Data tied to figure images:
********
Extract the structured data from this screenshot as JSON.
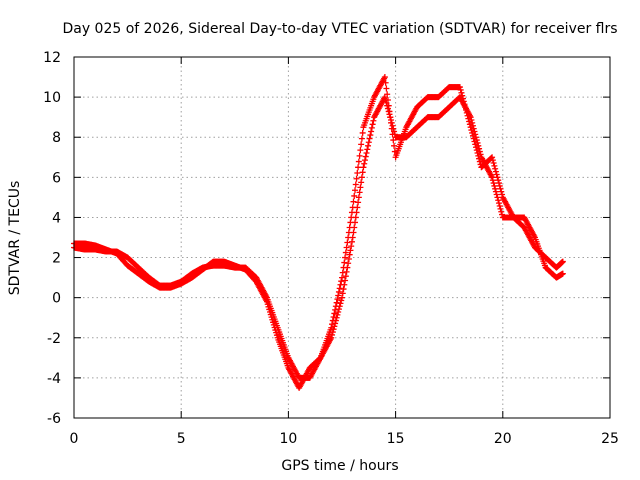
{
  "chart_data": {
    "type": "scatter",
    "title": "Day 025 of 2026, Sidereal Day-to-day VTEC variation (SDTVAR) for receiver flrs",
    "xlabel": "GPS time / hours",
    "ylabel": "SDTVAR / TECUs",
    "xlim": [
      0,
      25
    ],
    "ylim": [
      -6,
      12
    ],
    "xticks": [
      0,
      5,
      10,
      15,
      20,
      25
    ],
    "yticks": [
      -6,
      -4,
      -2,
      0,
      2,
      4,
      6,
      8,
      10,
      12
    ],
    "grid": true,
    "marker": "plus",
    "color": "#ff0000",
    "series": [
      {
        "name": "SDTVAR",
        "x": [
          0,
          0.5,
          1,
          1.5,
          2,
          2.5,
          3,
          3.5,
          4,
          4.5,
          5,
          5.5,
          6,
          6.5,
          7,
          7.5,
          8,
          8.5,
          9,
          9.5,
          10,
          10.5,
          11,
          11.5,
          12,
          12.5,
          13,
          13.5,
          14,
          14.5,
          15,
          15.5,
          16,
          16.5,
          17,
          17.5,
          18,
          18.5,
          19,
          19.5,
          20,
          20.5,
          21,
          21.5,
          22,
          22.5,
          22.8
        ],
        "y": [
          2.5,
          2.4,
          2.4,
          2.3,
          2.3,
          2.0,
          1.5,
          1.0,
          0.6,
          0.6,
          0.8,
          1.2,
          1.5,
          1.6,
          1.6,
          1.5,
          1.5,
          1.0,
          0.0,
          -1.5,
          -3.0,
          -4.0,
          -4.0,
          -3.0,
          -2.0,
          0.0,
          3.0,
          6.5,
          9.0,
          10.0,
          8.0,
          8.0,
          8.5,
          9.0,
          9.0,
          9.5,
          10.0,
          9.0,
          7.0,
          6.0,
          4.0,
          4.0,
          4.0,
          3.0,
          1.5,
          1.0,
          1.2
        ]
      },
      {
        "name": "SDTVAR (second track)",
        "x": [
          0,
          0.5,
          1,
          1.5,
          2,
          2.5,
          3,
          3.5,
          4,
          4.5,
          5,
          5.5,
          6,
          6.5,
          7,
          7.5,
          8,
          8.5,
          9,
          9.5,
          10,
          10.5,
          11,
          11.5,
          12,
          12.5,
          13,
          13.5,
          14,
          14.5,
          15,
          15.5,
          16,
          16.5,
          17,
          17.5,
          18,
          18.5,
          19,
          19.5,
          20,
          20.5,
          21,
          21.5,
          22,
          22.5,
          22.8
        ],
        "y": [
          2.7,
          2.7,
          2.6,
          2.4,
          2.2,
          1.6,
          1.2,
          0.8,
          0.5,
          0.5,
          0.7,
          1.0,
          1.4,
          1.8,
          1.8,
          1.6,
          1.4,
          0.8,
          -0.2,
          -2.0,
          -3.5,
          -4.5,
          -3.5,
          -3.0,
          -1.5,
          1.0,
          4.5,
          8.5,
          10.0,
          11.0,
          7.0,
          8.5,
          9.5,
          10.0,
          10.0,
          10.5,
          10.5,
          8.5,
          6.5,
          7.0,
          5.0,
          4.0,
          3.5,
          2.5,
          2.0,
          1.5,
          1.8
        ]
      }
    ]
  }
}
********
» **EXERCISE GOAL**
Your copy of the data above should match it exactly, except that pictures are left out.

» **RESPONSE TO THIS EXERCISE**
Extract the structured data from this screenshot as JSON.
{
  "chart_data": {
    "type": "scatter",
    "title": "Day 025 of 2026, Sidereal Day-to-day VTEC variation (SDTVAR) for receiver flrs",
    "xlabel": "GPS time / hours",
    "ylabel": "SDTVAR / TECUs",
    "xlim": [
      0,
      25
    ],
    "ylim": [
      -6,
      12
    ],
    "xticks": [
      0,
      5,
      10,
      15,
      20,
      25
    ],
    "yticks": [
      -6,
      -4,
      -2,
      0,
      2,
      4,
      6,
      8,
      10,
      12
    ],
    "grid": true,
    "marker": "plus",
    "color": "#ff0000",
    "series": [
      {
        "name": "SDTVAR",
        "x": [
          0,
          0.5,
          1,
          1.5,
          2,
          2.5,
          3,
          3.5,
          4,
          4.5,
          5,
          5.5,
          6,
          6.5,
          7,
          7.5,
          8,
          8.5,
          9,
          9.5,
          10,
          10.5,
          11,
          11.5,
          12,
          12.5,
          13,
          13.5,
          14,
          14.5,
          15,
          15.5,
          16,
          16.5,
          17,
          17.5,
          18,
          18.5,
          19,
          19.5,
          20,
          20.5,
          21,
          21.5,
          22,
          22.5,
          22.8
        ],
        "y": [
          2.5,
          2.4,
          2.4,
          2.3,
          2.3,
          2.0,
          1.5,
          1.0,
          0.6,
          0.6,
          0.8,
          1.2,
          1.5,
          1.6,
          1.6,
          1.5,
          1.5,
          1.0,
          0.0,
          -1.5,
          -3.0,
          -4.0,
          -4.0,
          -3.0,
          -2.0,
          0.0,
          3.0,
          6.5,
          9.0,
          10.0,
          8.0,
          8.0,
          8.5,
          9.0,
          9.0,
          9.5,
          10.0,
          9.0,
          7.0,
          6.0,
          4.0,
          4.0,
          4.0,
          3.0,
          1.5,
          1.0,
          1.2
        ]
      },
      {
        "name": "SDTVAR (second track)",
        "x": [
          0,
          0.5,
          1,
          1.5,
          2,
          2.5,
          3,
          3.5,
          4,
          4.5,
          5,
          5.5,
          6,
          6.5,
          7,
          7.5,
          8,
          8.5,
          9,
          9.5,
          10,
          10.5,
          11,
          11.5,
          12,
          12.5,
          13,
          13.5,
          14,
          14.5,
          15,
          15.5,
          16,
          16.5,
          17,
          17.5,
          18,
          18.5,
          19,
          19.5,
          20,
          20.5,
          21,
          21.5,
          22,
          22.5,
          22.8
        ],
        "y": [
          2.7,
          2.7,
          2.6,
          2.4,
          2.2,
          1.6,
          1.2,
          0.8,
          0.5,
          0.5,
          0.7,
          1.0,
          1.4,
          1.8,
          1.8,
          1.6,
          1.4,
          0.8,
          -0.2,
          -2.0,
          -3.5,
          -4.5,
          -3.5,
          -3.0,
          -1.5,
          1.0,
          4.5,
          8.5,
          10.0,
          11.0,
          7.0,
          8.5,
          9.5,
          10.0,
          10.0,
          10.5,
          10.5,
          8.5,
          6.5,
          7.0,
          5.0,
          4.0,
          3.5,
          2.5,
          2.0,
          1.5,
          1.8
        ]
      }
    ]
  }
}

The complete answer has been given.